(Data records)
* * * * * * *
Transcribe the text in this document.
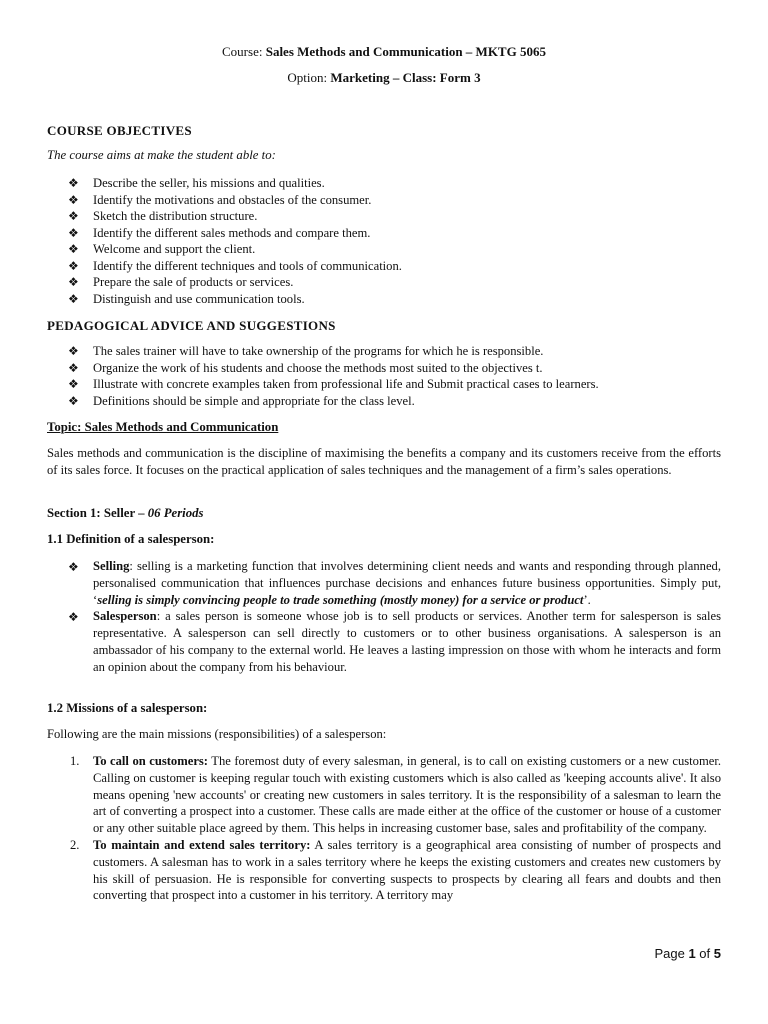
Course: Sales Methods and Communication – MKTG 5065
Option: Marketing – Class: Form 3
COURSE OBJECTIVES
The course aims at make the student able to:
❖ Describe the seller, his missions and qualities.
❖ Identify the motivations and obstacles of the consumer.
❖ Sketch the distribution structure.
❖ Identify the different sales methods and compare them.
❖ Welcome and support the client.
❖ Identify the different techniques and tools of communication.
❖ Prepare the sale of products or services.
❖ Distinguish and use communication tools.
PEDAGOGICAL ADVICE AND SUGGESTIONS
❖ The sales trainer will have to take ownership of the programs for which he is responsible.
❖ Organize the work of his students and choose the methods most suited to the objectives t.
❖ Illustrate with concrete examples taken from professional life and Submit practical cases to learners.
❖ Definitions should be simple and appropriate for the class level.
Topic: Sales Methods and Communication
Sales methods and communication is the discipline of maximising the benefits a company and its customers receive from the efforts of its sales force. It focuses on the practical application of sales techniques and the management of a firm’s sales operations.
Section 1: Seller – 06 Periods
1.1 Definition of a salesperson:
❖ Selling: selling is a marketing function that involves determining client needs and wants and responding through planned, personalised communication that influences purchase decisions and enhances future business opportunities. Simply put, ‘selling is simply convincing people to trade something (mostly money) for a service or product’.
❖ Salesperson: a sales person is someone whose job is to sell products or services. Another term for salesperson is sales representative. A salesperson can sell directly to customers or to other business organisations. A salesperson is an ambassador of his company to the external world. He leaves a lasting impression on those with whom he interacts and form an opinion about the company from his behaviour.
1.2 Missions of a salesperson:
Following are the main missions (responsibilities) of a salesperson:
1. To call on customers: The foremost duty of every salesman, in general, is to call on existing customers or a new customer. Calling on customer is keeping regular touch with existing customers which is also called as 'keeping accounts alive'. It also means opening 'new accounts' or creating new customers in sales territory. It is the responsibility of a salesman to learn the art of converting a prospect into a customer. These calls are made either at the office of the customer or house of a customer or any other suitable place agreed by them. This helps in increasing customer base, sales and profitability of the company.
2. To maintain and extend sales territory: A sales territory is a geographical area consisting of number of prospects and customers. A salesman has to work in a sales territory where he keeps the existing customers and creates new customers by his skill of persuasion. He is responsible for converting suspects to prospects by clearing all fears and doubts and then converting that prospect into a customer in his territory. A territory may
Page 1 of 5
* * * * * * *
_DIRECTIVE:_ Write the entries above out again exactly, but not the pictures.

_ANSWER FOR THIS EXERCISE:_
Transcribe the text in this document.
Course: Sales Methods and Communication – MKTG 5065
Option: Marketing – Class: Form 3
COURSE OBJECTIVES
The course aims at make the student able to:
❖ Describe the seller, his missions and qualities.
❖ Identify the motivations and obstacles of the consumer.
❖ Sketch the distribution structure.
❖ Identify the different sales methods and compare them.
❖ Welcome and support the client.
❖ Identify the different techniques and tools of communication.
❖ Prepare the sale of products or services.
❖ Distinguish and use communication tools.
PEDAGOGICAL ADVICE AND SUGGESTIONS
❖ The sales trainer will have to take ownership of the programs for which he is responsible.
❖ Organize the work of his students and choose the methods most suited to the objectives t.
❖ Illustrate with concrete examples taken from professional life and Submit practical cases to learners.
❖ Definitions should be simple and appropriate for the class level.
Topic: Sales Methods and Communication
Sales methods and communication is the discipline of maximising the benefits a company and its customers receive from the efforts of its sales force. It focuses on the practical application of sales techniques and the management of a firm’s sales operations.
Section 1: Seller – 06 Periods
1.1 Definition of a salesperson:
❖ Selling: selling is a marketing function that involves determining client needs and wants and responding through planned, personalised communication that influences purchase decisions and enhances future business opportunities. Simply put, ‘selling is simply convincing people to trade something (mostly money) for a service or product’.
❖ Salesperson: a sales person is someone whose job is to sell products or services. Another term for salesperson is sales representative. A salesperson can sell directly to customers or to other business organisations. A salesperson is an ambassador of his company to the external world. He leaves a lasting impression on those with whom he interacts and form an opinion about the company from his behaviour.
1.2 Missions of a salesperson:
Following are the main missions (responsibilities) of a salesperson:
1. To call on customers: The foremost duty of every salesman, in general, is to call on existing customers or a new customer. Calling on customer is keeping regular touch with existing customers which is also called as 'keeping accounts alive'. It also means opening 'new accounts' or creating new customers in sales territory. It is the responsibility of a salesman to learn the art of converting a prospect into a customer. These calls are made either at the office of the customer or house of a customer or any other suitable place agreed by them. This helps in increasing customer base, sales and profitability of the company.
2. To maintain and extend sales territory: A sales territory is a geographical area consisting of number of prospects and customers. A salesman has to work in a sales territory where he keeps the existing customers and creates new customers by his skill of persuasion. He is responsible for converting suspects to prospects by clearing all fears and doubts and then converting that prospect into a customer in his territory. A territory may
Page 1 of 5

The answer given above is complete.